TO DO:
Below are entries to be transcribed exactly; exclude the pictures from the copy.

INFORMATION GIVEN:
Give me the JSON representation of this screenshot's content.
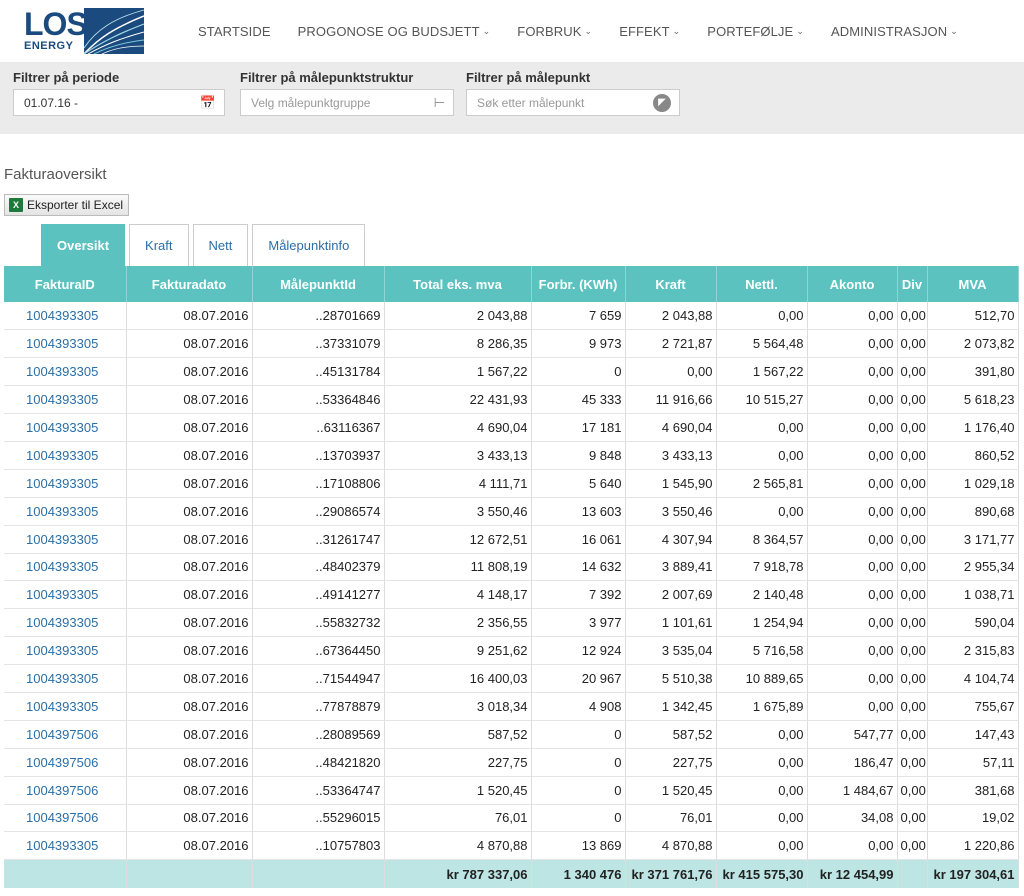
{
  "logo": {
    "line1": "LOS",
    "line2": "ENERGY"
  },
  "nav": [
    {
      "label": "STARTSIDE",
      "dropdown": false
    },
    {
      "label": "PROGONOSE OG BUDSJETT",
      "dropdown": true
    },
    {
      "label": "FORBRUK",
      "dropdown": true
    },
    {
      "label": "EFFEKT",
      "dropdown": true
    },
    {
      "label": "PORTEFØLJE",
      "dropdown": true
    },
    {
      "label": "ADMINISTRASJON",
      "dropdown": true
    }
  ],
  "filters": {
    "period": {
      "label": "Filtrer på periode",
      "value": "01.07.16 -"
    },
    "structure": {
      "label": "Filtrer på målepunktstruktur",
      "placeholder": "Velg målepunktgruppe"
    },
    "point": {
      "label": "Filtrer på målepunkt",
      "placeholder": "Søk etter målepunkt"
    }
  },
  "page_title": "Fakturaoversikt",
  "export_label": "Eksporter til Excel",
  "tabs": [
    "Oversikt",
    "Kraft",
    "Nett",
    "Målepunktinfo"
  ],
  "active_tab": "Oversikt",
  "table": {
    "columns": [
      "FakturaID",
      "Fakturadato",
      "MålepunktId",
      "Total eks. mva",
      "Forbr. (KWh)",
      "Kraft",
      "Nettl.",
      "Akonto",
      "Div",
      "MVA"
    ],
    "rows": [
      [
        "1004393305",
        "08.07.2016",
        "..28701669",
        "2 043,88",
        "7 659",
        "2 043,88",
        "0,00",
        "0,00",
        "0,00",
        "512,70"
      ],
      [
        "1004393305",
        "08.07.2016",
        "..37331079",
        "8 286,35",
        "9 973",
        "2 721,87",
        "5 564,48",
        "0,00",
        "0,00",
        "2 073,82"
      ],
      [
        "1004393305",
        "08.07.2016",
        "..45131784",
        "1 567,22",
        "0",
        "0,00",
        "1 567,22",
        "0,00",
        "0,00",
        "391,80"
      ],
      [
        "1004393305",
        "08.07.2016",
        "..53364846",
        "22 431,93",
        "45 333",
        "11 916,66",
        "10 515,27",
        "0,00",
        "0,00",
        "5 618,23"
      ],
      [
        "1004393305",
        "08.07.2016",
        "..63116367",
        "4 690,04",
        "17 181",
        "4 690,04",
        "0,00",
        "0,00",
        "0,00",
        "1 176,40"
      ],
      [
        "1004393305",
        "08.07.2016",
        "..13703937",
        "3 433,13",
        "9 848",
        "3 433,13",
        "0,00",
        "0,00",
        "0,00",
        "860,52"
      ],
      [
        "1004393305",
        "08.07.2016",
        "..17108806",
        "4 111,71",
        "5 640",
        "1 545,90",
        "2 565,81",
        "0,00",
        "0,00",
        "1 029,18"
      ],
      [
        "1004393305",
        "08.07.2016",
        "..29086574",
        "3 550,46",
        "13 603",
        "3 550,46",
        "0,00",
        "0,00",
        "0,00",
        "890,68"
      ],
      [
        "1004393305",
        "08.07.2016",
        "..31261747",
        "12 672,51",
        "16 061",
        "4 307,94",
        "8 364,57",
        "0,00",
        "0,00",
        "3 171,77"
      ],
      [
        "1004393305",
        "08.07.2016",
        "..48402379",
        "11 808,19",
        "14 632",
        "3 889,41",
        "7 918,78",
        "0,00",
        "0,00",
        "2 955,34"
      ],
      [
        "1004393305",
        "08.07.2016",
        "..49141277",
        "4 148,17",
        "7 392",
        "2 007,69",
        "2 140,48",
        "0,00",
        "0,00",
        "1 038,71"
      ],
      [
        "1004393305",
        "08.07.2016",
        "..55832732",
        "2 356,55",
        "3 977",
        "1 101,61",
        "1 254,94",
        "0,00",
        "0,00",
        "590,04"
      ],
      [
        "1004393305",
        "08.07.2016",
        "..67364450",
        "9 251,62",
        "12 924",
        "3 535,04",
        "5 716,58",
        "0,00",
        "0,00",
        "2 315,83"
      ],
      [
        "1004393305",
        "08.07.2016",
        "..71544947",
        "16 400,03",
        "20 967",
        "5 510,38",
        "10 889,65",
        "0,00",
        "0,00",
        "4 104,74"
      ],
      [
        "1004393305",
        "08.07.2016",
        "..77878879",
        "3 018,34",
        "4 908",
        "1 342,45",
        "1 675,89",
        "0,00",
        "0,00",
        "755,67"
      ],
      [
        "1004397506",
        "08.07.2016",
        "..28089569",
        "587,52",
        "0",
        "587,52",
        "0,00",
        "547,77",
        "0,00",
        "147,43"
      ],
      [
        "1004397506",
        "08.07.2016",
        "..48421820",
        "227,75",
        "0",
        "227,75",
        "0,00",
        "186,47",
        "0,00",
        "57,11"
      ],
      [
        "1004397506",
        "08.07.2016",
        "..53364747",
        "1 520,45",
        "0",
        "1 520,45",
        "0,00",
        "1 484,67",
        "0,00",
        "381,68"
      ],
      [
        "1004397506",
        "08.07.2016",
        "..55296015",
        "76,01",
        "0",
        "76,01",
        "0,00",
        "34,08",
        "0,00",
        "19,02"
      ],
      [
        "1004393305",
        "08.07.2016",
        "..10757803",
        "4 870,88",
        "13 869",
        "4 870,88",
        "0,00",
        "0,00",
        "0,00",
        "1 220,86"
      ]
    ],
    "totals": [
      "",
      "",
      "",
      "kr 787 337,06",
      "1 340 476",
      "kr 371 761,76",
      "kr 415 575,30",
      "kr 12 454,99",
      "",
      "kr 197 304,61"
    ]
  }
}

EXERCISE ANSWER:
Give me the JSON representation of this screenshot's content.
{
  "logo": {
    "line1": "LOS",
    "line2": "ENERGY"
  },
  "nav": [
    {
      "label": "STARTSIDE",
      "dropdown": false
    },
    {
      "label": "PROGONOSE OG BUDSJETT",
      "dropdown": true
    },
    {
      "label": "FORBRUK",
      "dropdown": true
    },
    {
      "label": "EFFEKT",
      "dropdown": true
    },
    {
      "label": "PORTEFØLJE",
      "dropdown": true
    },
    {
      "label": "ADMINISTRASJON",
      "dropdown": true
    }
  ],
  "filters": {
    "period": {
      "label": "Filtrer på periode",
      "value": "01.07.16 -"
    },
    "structure": {
      "label": "Filtrer på målepunktstruktur",
      "placeholder": "Velg målepunktgruppe"
    },
    "point": {
      "label": "Filtrer på målepunkt",
      "placeholder": "Søk etter målepunkt"
    }
  },
  "page_title": "Fakturaoversikt",
  "export_label": "Eksporter til Excel",
  "tabs": [
    "Oversikt",
    "Kraft",
    "Nett",
    "Målepunktinfo"
  ],
  "active_tab": "Oversikt",
  "table": {
    "columns": [
      "FakturaID",
      "Fakturadato",
      "MålepunktId",
      "Total eks. mva",
      "Forbr. (KWh)",
      "Kraft",
      "Nettl.",
      "Akonto",
      "Div",
      "MVA"
    ],
    "rows": [
      [
        "1004393305",
        "08.07.2016",
        "..28701669",
        "2 043,88",
        "7 659",
        "2 043,88",
        "0,00",
        "0,00",
        "0,00",
        "512,70"
      ],
      [
        "1004393305",
        "08.07.2016",
        "..37331079",
        "8 286,35",
        "9 973",
        "2 721,87",
        "5 564,48",
        "0,00",
        "0,00",
        "2 073,82"
      ],
      [
        "1004393305",
        "08.07.2016",
        "..45131784",
        "1 567,22",
        "0",
        "0,00",
        "1 567,22",
        "0,00",
        "0,00",
        "391,80"
      ],
      [
        "1004393305",
        "08.07.2016",
        "..53364846",
        "22 431,93",
        "45 333",
        "11 916,66",
        "10 515,27",
        "0,00",
        "0,00",
        "5 618,23"
      ],
      [
        "1004393305",
        "08.07.2016",
        "..63116367",
        "4 690,04",
        "17 181",
        "4 690,04",
        "0,00",
        "0,00",
        "0,00",
        "1 176,40"
      ],
      [
        "1004393305",
        "08.07.2016",
        "..13703937",
        "3 433,13",
        "9 848",
        "3 433,13",
        "0,00",
        "0,00",
        "0,00",
        "860,52"
      ],
      [
        "1004393305",
        "08.07.2016",
        "..17108806",
        "4 111,71",
        "5 640",
        "1 545,90",
        "2 565,81",
        "0,00",
        "0,00",
        "1 029,18"
      ],
      [
        "1004393305",
        "08.07.2016",
        "..29086574",
        "3 550,46",
        "13 603",
        "3 550,46",
        "0,00",
        "0,00",
        "0,00",
        "890,68"
      ],
      [
        "1004393305",
        "08.07.2016",
        "..31261747",
        "12 672,51",
        "16 061",
        "4 307,94",
        "8 364,57",
        "0,00",
        "0,00",
        "3 171,77"
      ],
      [
        "1004393305",
        "08.07.2016",
        "..48402379",
        "11 808,19",
        "14 632",
        "3 889,41",
        "7 918,78",
        "0,00",
        "0,00",
        "2 955,34"
      ],
      [
        "1004393305",
        "08.07.2016",
        "..49141277",
        "4 148,17",
        "7 392",
        "2 007,69",
        "2 140,48",
        "0,00",
        "0,00",
        "1 038,71"
      ],
      [
        "1004393305",
        "08.07.2016",
        "..55832732",
        "2 356,55",
        "3 977",
        "1 101,61",
        "1 254,94",
        "0,00",
        "0,00",
        "590,04"
      ],
      [
        "1004393305",
        "08.07.2016",
        "..67364450",
        "9 251,62",
        "12 924",
        "3 535,04",
        "5 716,58",
        "0,00",
        "0,00",
        "2 315,83"
      ],
      [
        "1004393305",
        "08.07.2016",
        "..71544947",
        "16 400,03",
        "20 967",
        "5 510,38",
        "10 889,65",
        "0,00",
        "0,00",
        "4 104,74"
      ],
      [
        "1004393305",
        "08.07.2016",
        "..77878879",
        "3 018,34",
        "4 908",
        "1 342,45",
        "1 675,89",
        "0,00",
        "0,00",
        "755,67"
      ],
      [
        "1004397506",
        "08.07.2016",
        "..28089569",
        "587,52",
        "0",
        "587,52",
        "0,00",
        "547,77",
        "0,00",
        "147,43"
      ],
      [
        "1004397506",
        "08.07.2016",
        "..48421820",
        "227,75",
        "0",
        "227,75",
        "0,00",
        "186,47",
        "0,00",
        "57,11"
      ],
      [
        "1004397506",
        "08.07.2016",
        "..53364747",
        "1 520,45",
        "0",
        "1 520,45",
        "0,00",
        "1 484,67",
        "0,00",
        "381,68"
      ],
      [
        "1004397506",
        "08.07.2016",
        "..55296015",
        "76,01",
        "0",
        "76,01",
        "0,00",
        "34,08",
        "0,00",
        "19,02"
      ],
      [
        "1004393305",
        "08.07.2016",
        "..10757803",
        "4 870,88",
        "13 869",
        "4 870,88",
        "0,00",
        "0,00",
        "0,00",
        "1 220,86"
      ]
    ],
    "totals": [
      "",
      "",
      "",
      "kr 787 337,06",
      "1 340 476",
      "kr 371 761,76",
      "kr 415 575,30",
      "kr 12 454,99",
      "",
      "kr 197 304,61"
    ]
  }
}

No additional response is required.